Each entry below should be reproduced character for character.

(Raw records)
.....

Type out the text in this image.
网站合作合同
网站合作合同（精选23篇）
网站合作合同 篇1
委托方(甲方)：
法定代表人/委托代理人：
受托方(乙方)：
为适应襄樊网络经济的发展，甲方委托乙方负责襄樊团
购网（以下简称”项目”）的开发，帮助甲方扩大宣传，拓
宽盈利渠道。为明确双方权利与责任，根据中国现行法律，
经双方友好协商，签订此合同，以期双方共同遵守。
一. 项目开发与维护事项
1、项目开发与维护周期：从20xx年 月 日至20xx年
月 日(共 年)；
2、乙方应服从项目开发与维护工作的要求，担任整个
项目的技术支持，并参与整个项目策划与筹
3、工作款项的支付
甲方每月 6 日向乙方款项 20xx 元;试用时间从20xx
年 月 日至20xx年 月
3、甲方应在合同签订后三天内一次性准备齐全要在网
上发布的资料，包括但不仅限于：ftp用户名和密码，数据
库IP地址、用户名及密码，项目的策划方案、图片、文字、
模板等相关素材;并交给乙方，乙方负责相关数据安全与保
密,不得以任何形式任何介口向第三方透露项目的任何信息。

.....

* Expected answer
Type out the text in this image.
网站合作合同
网站合作合同（精选23篇）
网站合作合同 篇1
委托方(甲方)：
法定代表人/委托代理人：
受托方(乙方)：
为适应襄樊网络经济的发展，甲方委托乙方负责襄樊团
购网（以下简称”项目”）的开发，帮助甲方扩大宣传，拓
宽盈利渠道。为明确双方权利与责任，根据中国现行法律，
经双方友好协商，签订此合同，以期双方共同遵守。
一. 项目开发与维护事项
1、项目开发与维护周期：从20xx年 月 日至20xx年
月 日(共 年)；
2、乙方应服从项目开发与维护工作的要求，担任整个
项目的技术支持，并参与整个项目策划与筹
3、工作款项的支付
甲方每月 6 日向乙方款项 20xx 元;试用时间从20xx
年 月 日至20xx年 月
3、甲方应在合同签订后三天内一次性准备齐全要在网
上发布的资料，包括但不仅限于：ftp用户名和密码，数据
库IP地址、用户名及密码，项目的策划方案、图片、文字、
模板等相关素材;并交给乙方，乙方负责相关数据安全与保
密,不得以任何形式任何介口向第三方透露项目的任何信息。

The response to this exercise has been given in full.